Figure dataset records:
╭──

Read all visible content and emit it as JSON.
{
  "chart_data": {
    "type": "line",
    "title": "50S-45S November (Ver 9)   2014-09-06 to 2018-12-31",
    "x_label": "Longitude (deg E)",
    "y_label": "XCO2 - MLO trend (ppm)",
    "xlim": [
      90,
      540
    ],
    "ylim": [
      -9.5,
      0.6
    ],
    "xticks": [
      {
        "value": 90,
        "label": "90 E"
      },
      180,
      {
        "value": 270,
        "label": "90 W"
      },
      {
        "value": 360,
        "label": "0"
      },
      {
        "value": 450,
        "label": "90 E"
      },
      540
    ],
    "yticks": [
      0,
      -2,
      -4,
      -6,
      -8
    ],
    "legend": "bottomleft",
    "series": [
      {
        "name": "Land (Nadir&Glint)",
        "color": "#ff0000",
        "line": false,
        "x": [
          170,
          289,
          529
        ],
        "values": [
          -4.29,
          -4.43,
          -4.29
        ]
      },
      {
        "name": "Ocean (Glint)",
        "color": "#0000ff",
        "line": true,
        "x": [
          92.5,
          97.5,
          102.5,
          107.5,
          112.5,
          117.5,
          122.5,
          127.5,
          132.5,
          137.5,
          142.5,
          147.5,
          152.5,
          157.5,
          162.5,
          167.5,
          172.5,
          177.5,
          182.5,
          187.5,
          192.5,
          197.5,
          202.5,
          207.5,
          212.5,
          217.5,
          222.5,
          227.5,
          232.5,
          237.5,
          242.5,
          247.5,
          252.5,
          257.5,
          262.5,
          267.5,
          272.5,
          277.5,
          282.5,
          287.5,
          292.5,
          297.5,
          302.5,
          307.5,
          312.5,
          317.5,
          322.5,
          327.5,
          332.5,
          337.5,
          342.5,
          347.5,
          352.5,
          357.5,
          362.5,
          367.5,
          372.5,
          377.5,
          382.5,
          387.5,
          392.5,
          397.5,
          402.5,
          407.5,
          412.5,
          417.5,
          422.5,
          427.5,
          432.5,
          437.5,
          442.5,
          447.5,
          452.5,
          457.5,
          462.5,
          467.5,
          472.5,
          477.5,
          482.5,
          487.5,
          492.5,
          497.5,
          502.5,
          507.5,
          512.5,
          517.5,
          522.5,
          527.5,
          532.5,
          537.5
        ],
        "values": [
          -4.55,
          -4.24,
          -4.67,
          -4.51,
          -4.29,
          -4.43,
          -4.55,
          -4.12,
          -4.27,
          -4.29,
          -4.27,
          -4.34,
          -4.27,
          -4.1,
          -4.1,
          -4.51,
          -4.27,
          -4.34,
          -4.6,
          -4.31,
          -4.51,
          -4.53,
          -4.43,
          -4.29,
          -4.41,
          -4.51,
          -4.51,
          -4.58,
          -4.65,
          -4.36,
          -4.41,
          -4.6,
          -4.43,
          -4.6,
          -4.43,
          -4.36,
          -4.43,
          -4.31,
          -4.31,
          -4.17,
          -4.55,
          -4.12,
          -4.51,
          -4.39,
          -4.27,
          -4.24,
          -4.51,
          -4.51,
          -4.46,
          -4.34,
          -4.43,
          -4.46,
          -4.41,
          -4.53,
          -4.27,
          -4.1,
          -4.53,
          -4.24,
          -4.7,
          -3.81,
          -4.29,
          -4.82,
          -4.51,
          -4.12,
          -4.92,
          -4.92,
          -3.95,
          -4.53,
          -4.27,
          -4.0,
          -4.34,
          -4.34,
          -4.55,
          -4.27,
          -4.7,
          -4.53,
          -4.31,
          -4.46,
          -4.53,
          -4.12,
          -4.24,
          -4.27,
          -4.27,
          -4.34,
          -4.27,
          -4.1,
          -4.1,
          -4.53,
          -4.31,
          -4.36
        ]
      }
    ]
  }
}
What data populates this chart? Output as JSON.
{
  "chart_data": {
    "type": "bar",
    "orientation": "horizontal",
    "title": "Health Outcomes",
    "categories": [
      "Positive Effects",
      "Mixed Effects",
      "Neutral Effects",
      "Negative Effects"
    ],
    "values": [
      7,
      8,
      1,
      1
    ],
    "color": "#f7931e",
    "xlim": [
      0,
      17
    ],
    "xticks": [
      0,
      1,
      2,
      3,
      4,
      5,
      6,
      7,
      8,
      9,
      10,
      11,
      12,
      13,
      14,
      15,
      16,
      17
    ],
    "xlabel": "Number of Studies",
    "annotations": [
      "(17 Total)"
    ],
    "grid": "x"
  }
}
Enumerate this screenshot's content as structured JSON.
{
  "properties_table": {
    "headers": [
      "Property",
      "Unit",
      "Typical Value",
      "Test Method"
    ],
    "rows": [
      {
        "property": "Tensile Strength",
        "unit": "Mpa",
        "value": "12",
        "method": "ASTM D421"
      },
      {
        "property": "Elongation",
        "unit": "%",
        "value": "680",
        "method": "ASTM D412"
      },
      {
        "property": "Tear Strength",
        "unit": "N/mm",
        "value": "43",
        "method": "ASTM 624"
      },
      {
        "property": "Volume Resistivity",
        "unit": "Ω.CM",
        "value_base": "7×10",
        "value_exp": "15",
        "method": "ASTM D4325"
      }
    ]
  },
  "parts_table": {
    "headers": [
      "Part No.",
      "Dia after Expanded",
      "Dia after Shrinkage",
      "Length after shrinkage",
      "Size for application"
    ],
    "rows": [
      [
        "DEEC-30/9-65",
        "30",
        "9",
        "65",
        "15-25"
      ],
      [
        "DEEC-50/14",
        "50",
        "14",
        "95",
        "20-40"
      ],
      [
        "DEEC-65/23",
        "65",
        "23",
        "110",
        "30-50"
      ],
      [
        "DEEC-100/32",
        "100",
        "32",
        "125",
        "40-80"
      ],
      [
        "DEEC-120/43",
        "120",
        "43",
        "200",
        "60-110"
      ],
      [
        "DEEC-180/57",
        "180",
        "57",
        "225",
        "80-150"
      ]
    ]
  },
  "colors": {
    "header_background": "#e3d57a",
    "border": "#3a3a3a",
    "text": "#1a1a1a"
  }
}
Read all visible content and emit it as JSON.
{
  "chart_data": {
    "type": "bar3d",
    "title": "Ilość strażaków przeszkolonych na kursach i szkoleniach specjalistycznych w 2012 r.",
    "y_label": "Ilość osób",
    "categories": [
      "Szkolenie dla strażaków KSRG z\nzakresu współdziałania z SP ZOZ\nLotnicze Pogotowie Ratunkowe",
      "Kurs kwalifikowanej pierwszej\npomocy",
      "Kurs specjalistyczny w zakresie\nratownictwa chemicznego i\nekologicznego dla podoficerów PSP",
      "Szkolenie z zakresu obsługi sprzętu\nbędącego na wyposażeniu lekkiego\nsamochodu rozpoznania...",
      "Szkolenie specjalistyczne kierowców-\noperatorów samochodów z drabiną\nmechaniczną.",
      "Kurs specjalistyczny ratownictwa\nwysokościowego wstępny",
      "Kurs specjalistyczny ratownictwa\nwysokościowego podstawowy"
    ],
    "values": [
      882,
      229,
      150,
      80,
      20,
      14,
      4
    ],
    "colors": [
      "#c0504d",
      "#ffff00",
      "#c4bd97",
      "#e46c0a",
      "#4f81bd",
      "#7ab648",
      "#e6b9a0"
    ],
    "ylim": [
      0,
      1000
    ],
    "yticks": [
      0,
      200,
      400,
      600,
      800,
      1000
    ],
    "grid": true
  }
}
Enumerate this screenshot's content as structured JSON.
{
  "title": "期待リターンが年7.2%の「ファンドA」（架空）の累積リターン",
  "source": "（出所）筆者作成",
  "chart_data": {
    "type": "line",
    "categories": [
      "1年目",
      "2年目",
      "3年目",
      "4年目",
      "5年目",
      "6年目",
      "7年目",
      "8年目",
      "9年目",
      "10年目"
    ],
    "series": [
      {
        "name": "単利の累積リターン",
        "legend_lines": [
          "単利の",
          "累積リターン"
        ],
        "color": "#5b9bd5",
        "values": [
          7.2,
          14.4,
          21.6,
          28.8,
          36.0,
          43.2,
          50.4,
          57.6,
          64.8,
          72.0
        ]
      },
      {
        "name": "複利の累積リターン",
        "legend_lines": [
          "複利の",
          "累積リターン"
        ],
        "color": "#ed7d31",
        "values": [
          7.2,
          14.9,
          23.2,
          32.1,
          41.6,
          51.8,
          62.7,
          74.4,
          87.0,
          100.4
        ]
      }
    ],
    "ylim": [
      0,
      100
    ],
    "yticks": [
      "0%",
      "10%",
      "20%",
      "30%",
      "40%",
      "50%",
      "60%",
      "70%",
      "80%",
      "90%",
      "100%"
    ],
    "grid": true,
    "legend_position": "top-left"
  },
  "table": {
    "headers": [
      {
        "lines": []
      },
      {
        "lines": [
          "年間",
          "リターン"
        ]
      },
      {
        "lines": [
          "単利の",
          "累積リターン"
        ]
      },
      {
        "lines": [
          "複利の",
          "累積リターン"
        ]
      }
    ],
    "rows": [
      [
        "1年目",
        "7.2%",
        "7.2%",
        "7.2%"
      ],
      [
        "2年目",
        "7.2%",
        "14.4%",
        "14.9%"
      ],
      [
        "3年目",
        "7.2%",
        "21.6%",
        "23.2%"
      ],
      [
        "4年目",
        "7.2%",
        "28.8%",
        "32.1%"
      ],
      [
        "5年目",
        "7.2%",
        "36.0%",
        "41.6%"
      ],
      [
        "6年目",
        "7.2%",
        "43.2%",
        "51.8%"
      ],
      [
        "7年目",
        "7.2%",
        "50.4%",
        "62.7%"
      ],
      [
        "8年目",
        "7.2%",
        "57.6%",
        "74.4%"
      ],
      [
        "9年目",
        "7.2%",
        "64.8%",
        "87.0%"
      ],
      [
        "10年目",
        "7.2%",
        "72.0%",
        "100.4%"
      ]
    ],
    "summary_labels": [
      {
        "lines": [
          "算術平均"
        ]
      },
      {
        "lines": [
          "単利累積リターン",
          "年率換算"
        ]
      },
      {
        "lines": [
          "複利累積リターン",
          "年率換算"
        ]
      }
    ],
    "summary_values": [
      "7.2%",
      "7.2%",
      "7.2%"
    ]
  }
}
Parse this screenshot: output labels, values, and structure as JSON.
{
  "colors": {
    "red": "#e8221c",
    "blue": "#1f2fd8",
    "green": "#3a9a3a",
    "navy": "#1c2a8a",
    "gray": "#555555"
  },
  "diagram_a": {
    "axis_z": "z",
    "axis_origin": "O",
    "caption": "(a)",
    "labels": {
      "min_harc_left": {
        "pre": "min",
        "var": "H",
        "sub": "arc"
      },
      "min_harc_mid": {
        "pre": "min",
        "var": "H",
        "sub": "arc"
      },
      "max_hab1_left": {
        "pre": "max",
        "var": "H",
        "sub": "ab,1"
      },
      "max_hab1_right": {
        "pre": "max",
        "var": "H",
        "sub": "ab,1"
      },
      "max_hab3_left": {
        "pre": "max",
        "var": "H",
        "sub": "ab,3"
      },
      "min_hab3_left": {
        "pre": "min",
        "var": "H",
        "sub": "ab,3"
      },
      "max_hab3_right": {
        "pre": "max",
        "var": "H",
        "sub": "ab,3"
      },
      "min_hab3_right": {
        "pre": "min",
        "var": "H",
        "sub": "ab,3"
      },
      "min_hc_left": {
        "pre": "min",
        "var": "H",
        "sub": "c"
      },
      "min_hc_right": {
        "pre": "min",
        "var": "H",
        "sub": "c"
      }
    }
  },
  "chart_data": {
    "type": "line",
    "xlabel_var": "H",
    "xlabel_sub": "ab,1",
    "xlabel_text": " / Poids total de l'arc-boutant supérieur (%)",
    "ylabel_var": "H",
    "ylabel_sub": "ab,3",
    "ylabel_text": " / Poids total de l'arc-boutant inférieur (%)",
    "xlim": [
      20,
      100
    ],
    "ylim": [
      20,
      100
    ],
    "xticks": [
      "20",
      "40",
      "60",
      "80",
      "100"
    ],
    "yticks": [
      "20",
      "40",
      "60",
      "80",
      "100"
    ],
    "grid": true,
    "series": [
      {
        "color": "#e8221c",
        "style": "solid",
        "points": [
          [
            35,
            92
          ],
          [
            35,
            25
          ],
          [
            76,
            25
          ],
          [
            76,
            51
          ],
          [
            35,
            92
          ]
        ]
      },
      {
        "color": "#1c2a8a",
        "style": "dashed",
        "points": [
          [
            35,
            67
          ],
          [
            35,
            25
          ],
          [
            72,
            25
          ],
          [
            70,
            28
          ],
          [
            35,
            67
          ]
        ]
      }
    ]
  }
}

╰──

Scan the listing above for the word "name" and show each line where it is found.

● Correct response
        "name": "Land (Nadir&Glint)",
        "name": "Ocean (Glint)",
        "name": "単利の累積リターン",
        "name": "複利の累積リターン",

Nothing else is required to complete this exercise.